__Stated exercise 1__
Reproduce the rows verbatim, from their first line through the line containing "265, 82, 271]".
__Stated exercise 2__
Pick up the apricot-drying text where it stops, and add the next few sentences.

__Source extract__
* * * * * * * * *
DRYING OF APRICOTS[edit]

The main traded apricot product is dried apricot. Dried apricots are a good source of vitamin A, iron and sugar, and where they are in abundance, their processing can provide valuable income-generating opportunities. The methods of drying apricots vary from simple sun drying through solar drying[1] to large-scale artificial dryers. The traditional sun drying of apricots involves destoning the fruit and placing it on flat rocks for approximately six to nine days. This produces a dried fruit with an uneven dark brown colour and a tough, texture.

Sulphur dioxide is normally added to the fruit as a preservative and to give the dried product a brighter orange colour. Sulphur fumigation is a hygienic, low-cost preservation technique, that maintains colour of the food. There is a small but growing market for apricots that have not had sulphur dioxide added, in 'health food shops' in Europe and the United States of America.

To produce a high quality dried apricot product the following recommendations need to be followed:


Harvesting[edit]

Traditionally, apricots are harvested by shaking branches and letting fruit fall to the ground. The fruit is then either eaten fresh, sun-dried or heaped in fields prior to pit removal. This practice, common in many countries, of shaking the trees and letting the fruit fall to the ground, results in damaged, bruised and dirty fruit. A high quality dried apricot cannot be produced from a poor quality apricot so this method of harvesting should be discouraged. In order to reduce damage, fruit can collected in outspread sheets held above ground level.

The apricots should be picked by hand and placed carefully in a harvesting basket. The harvesting basket and the hands of the harvester should be clean.

For the best quality dried product the apricots should be picked when they are 'eating ripe' (firm and sweet) rather than 'juicy ripe' (soft and sweet).


Preparation[edit]

Damaged and bruised fruits have to be rejected as they produce low quality dried apricots. Under-ripe apricots have to be rejected as these produce a bland colourless product and do not absorb sufficient sulphur dioxide during sulphuring. Over-ripe apricots should be rejected as they absorb too much sulphur dioxide.


The apricots should be washed in clean water. If dried apricot halves are being produced, the apricots should be split into two and the kernels removed. The pits (or stones) are removed by running water through baskets full of the fruit and separating the flesh from the stone with either hands or feet. The pits are then cracked to obtain the kernel. The two halves should be separated. This produces a more attractive product than when the two halves are left connected. Their kernels can be either consumed or converted into cooking oil. Bitter pitted fruit can be fed to animals.
* * * * * * * * *
__Data for the task__
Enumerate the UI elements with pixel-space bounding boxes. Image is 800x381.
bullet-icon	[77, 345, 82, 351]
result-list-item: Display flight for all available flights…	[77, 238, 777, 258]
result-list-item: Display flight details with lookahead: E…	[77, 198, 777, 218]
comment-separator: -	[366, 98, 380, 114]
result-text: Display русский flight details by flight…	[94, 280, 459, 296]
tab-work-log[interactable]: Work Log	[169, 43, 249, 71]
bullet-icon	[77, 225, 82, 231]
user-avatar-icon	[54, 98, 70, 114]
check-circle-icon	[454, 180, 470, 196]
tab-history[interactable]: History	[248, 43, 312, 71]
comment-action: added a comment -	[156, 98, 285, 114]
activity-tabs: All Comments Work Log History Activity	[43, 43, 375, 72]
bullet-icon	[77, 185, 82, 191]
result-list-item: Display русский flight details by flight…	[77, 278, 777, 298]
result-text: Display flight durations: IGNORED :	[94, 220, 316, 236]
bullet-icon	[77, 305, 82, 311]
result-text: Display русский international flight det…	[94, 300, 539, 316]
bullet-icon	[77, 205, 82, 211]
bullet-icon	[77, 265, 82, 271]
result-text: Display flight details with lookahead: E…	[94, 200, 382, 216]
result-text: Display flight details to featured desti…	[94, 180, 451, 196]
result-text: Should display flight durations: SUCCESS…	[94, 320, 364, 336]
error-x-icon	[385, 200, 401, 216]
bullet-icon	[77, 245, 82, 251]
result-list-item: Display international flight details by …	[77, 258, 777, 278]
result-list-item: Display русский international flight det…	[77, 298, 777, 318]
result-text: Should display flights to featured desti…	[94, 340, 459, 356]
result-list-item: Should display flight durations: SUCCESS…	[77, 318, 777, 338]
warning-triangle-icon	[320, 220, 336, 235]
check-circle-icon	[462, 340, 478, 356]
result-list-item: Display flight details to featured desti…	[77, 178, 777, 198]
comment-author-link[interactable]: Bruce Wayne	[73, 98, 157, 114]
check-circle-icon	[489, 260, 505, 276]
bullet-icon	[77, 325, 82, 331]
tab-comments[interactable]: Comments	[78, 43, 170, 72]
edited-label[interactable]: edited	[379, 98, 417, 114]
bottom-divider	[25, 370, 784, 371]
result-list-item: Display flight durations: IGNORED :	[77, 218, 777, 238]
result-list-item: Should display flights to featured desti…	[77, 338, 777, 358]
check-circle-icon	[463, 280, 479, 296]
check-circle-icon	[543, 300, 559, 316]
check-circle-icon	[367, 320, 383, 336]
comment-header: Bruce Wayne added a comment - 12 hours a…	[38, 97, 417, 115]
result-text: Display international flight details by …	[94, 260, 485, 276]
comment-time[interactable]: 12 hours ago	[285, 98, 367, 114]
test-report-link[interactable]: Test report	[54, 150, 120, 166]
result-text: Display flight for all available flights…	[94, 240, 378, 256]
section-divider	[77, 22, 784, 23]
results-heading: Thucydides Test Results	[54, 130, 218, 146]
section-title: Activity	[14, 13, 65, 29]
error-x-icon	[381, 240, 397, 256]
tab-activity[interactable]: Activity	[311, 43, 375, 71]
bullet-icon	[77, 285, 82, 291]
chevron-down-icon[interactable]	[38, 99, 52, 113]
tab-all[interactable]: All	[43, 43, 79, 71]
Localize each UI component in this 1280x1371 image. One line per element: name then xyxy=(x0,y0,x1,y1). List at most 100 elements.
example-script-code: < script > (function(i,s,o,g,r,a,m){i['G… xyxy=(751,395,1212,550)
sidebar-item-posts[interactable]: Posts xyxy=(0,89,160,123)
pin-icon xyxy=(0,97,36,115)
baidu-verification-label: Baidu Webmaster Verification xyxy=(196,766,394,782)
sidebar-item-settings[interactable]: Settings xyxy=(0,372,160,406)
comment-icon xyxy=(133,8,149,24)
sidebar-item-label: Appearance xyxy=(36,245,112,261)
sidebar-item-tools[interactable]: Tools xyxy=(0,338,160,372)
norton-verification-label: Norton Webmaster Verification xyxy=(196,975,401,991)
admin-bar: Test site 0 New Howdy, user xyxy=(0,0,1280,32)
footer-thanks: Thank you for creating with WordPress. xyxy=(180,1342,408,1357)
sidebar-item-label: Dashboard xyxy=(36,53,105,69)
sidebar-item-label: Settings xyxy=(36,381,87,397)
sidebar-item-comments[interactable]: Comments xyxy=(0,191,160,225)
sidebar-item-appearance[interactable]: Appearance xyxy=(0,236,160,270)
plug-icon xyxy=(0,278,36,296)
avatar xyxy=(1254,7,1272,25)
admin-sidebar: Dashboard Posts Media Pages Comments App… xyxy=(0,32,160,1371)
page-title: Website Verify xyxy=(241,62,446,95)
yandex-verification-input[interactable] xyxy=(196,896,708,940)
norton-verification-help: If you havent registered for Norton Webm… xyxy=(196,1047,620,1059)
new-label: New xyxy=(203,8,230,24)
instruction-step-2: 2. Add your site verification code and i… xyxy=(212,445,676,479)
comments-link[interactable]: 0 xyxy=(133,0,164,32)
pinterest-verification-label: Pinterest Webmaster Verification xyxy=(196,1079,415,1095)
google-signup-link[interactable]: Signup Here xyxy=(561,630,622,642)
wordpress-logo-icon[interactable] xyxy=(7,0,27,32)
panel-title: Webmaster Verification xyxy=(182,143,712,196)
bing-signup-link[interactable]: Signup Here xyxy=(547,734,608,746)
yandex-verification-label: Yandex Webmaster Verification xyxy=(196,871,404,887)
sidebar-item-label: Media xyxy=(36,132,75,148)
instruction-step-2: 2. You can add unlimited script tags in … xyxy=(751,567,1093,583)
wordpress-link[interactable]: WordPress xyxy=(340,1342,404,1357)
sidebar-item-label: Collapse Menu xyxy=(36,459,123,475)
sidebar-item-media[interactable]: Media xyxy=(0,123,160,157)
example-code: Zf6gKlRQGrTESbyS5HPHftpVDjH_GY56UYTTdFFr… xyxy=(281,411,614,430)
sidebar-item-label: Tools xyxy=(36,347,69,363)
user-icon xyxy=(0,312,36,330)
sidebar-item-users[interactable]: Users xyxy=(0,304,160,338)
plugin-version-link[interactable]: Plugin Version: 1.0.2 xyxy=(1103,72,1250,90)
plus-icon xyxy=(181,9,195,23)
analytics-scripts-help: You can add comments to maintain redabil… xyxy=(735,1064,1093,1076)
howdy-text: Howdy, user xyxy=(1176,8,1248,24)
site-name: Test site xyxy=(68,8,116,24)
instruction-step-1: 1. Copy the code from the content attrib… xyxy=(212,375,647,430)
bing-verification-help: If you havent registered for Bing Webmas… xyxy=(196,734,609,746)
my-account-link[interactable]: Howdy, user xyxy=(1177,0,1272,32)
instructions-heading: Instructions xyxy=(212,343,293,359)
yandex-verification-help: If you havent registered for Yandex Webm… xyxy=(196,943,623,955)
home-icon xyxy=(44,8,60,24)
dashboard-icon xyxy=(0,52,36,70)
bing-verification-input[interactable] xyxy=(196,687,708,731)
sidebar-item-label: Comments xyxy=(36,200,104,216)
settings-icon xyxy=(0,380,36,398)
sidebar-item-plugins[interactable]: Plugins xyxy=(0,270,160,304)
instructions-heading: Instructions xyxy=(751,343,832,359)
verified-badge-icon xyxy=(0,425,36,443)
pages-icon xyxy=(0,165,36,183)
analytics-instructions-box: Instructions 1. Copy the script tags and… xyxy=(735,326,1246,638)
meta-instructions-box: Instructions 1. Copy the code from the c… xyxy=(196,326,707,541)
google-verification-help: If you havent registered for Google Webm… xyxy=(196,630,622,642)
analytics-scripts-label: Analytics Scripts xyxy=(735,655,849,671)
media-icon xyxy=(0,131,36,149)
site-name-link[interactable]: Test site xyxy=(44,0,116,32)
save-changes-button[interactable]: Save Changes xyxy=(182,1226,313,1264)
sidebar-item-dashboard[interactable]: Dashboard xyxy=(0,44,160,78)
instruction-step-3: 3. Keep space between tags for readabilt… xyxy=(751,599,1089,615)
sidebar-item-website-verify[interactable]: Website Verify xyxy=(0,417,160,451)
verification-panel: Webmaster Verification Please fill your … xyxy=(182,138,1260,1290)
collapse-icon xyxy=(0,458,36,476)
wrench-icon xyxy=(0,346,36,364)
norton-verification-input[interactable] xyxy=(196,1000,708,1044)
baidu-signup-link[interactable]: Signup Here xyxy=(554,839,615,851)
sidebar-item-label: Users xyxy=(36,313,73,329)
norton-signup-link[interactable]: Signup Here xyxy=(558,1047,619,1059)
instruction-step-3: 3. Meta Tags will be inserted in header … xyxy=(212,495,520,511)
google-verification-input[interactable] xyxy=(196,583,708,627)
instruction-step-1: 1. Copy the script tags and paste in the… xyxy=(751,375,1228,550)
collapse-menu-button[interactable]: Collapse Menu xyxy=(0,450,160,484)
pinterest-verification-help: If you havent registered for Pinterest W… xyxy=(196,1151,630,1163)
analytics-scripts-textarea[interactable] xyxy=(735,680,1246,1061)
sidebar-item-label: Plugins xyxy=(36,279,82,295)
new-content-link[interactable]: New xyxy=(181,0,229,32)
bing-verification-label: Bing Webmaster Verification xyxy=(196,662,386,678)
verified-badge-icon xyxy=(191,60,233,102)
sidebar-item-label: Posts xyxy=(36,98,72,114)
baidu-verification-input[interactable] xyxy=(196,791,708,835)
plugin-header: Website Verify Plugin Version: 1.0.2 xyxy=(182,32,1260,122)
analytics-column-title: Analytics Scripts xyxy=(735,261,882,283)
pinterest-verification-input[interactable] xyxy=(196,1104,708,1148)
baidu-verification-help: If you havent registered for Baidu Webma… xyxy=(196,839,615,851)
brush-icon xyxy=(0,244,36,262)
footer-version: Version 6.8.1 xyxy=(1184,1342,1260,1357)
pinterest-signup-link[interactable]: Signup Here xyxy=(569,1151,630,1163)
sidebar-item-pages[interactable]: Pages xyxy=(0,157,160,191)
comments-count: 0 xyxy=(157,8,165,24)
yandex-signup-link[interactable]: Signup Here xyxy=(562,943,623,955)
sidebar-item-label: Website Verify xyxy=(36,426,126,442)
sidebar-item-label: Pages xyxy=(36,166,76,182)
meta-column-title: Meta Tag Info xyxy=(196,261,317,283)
* * * * * * * * *
__Exercise result 1__
Enumerate the UI elements with pixel-space bounding boxes. Image is 800x381.
bullet-icon	[77, 345, 82, 351]
result-list-item: Display flight for all available flights…	[77, 238, 777, 258]
result-list-item: Display flight details with lookahead: E…	[77, 198, 777, 218]
comment-separator: -	[366, 98, 380, 114]
result-text: Display русский flight details by flight…	[94, 280, 459, 296]
tab-work-log[interactable]: Work Log	[169, 43, 249, 71]
bullet-icon	[77, 225, 82, 231]
user-avatar-icon	[54, 98, 70, 114]
check-circle-icon	[454, 180, 470, 196]
tab-history[interactable]: History	[248, 43, 312, 71]
comment-action: added a comment -	[156, 98, 285, 114]
activity-tabs: All Comments Work Log History Activity	[43, 43, 375, 72]
bullet-icon	[77, 185, 82, 191]
result-list-item: Display русский flight details by flight…	[77, 278, 777, 298]
result-text: Display flight durations: IGNORED :	[94, 220, 316, 236]
bullet-icon	[77, 305, 82, 311]
result-text: Display русский international flight det…	[94, 300, 539, 316]
bullet-icon	[77, 205, 82, 211]
bullet-icon	[77, 265, 82, 271]

__Exercise result 2__
Figure 1: Collecting apricots





Sulphuring[edit]

Sulphur dioxide will prevent browning of the apricots. The sulphur dioxide can either be added by dipping the apricots in a solution of sodium metabisulphite (sulphiting) or by placing the fruit in a chamber in which sulphur is burnt (sulphuring). Adding sodium metabisulphite can help to preserve the colour, although there are strict limits to the amount to add. Many people prefer the taste of fruits that are not treated with this preservative. The colour can be regulated without the addition of chemical preservatives. Sulphuring is the better solution because in sulphiting, there is often an uneven penetration of sulphur dioxide, the fruit is made wet which increases the amount of drying needed and some soluble nutrients are lost.


The apricots need to be placed in a chamber in which sulphur is burnt for 2-3 hours. Figures 2 and 3 show traditional sulphuring chambers.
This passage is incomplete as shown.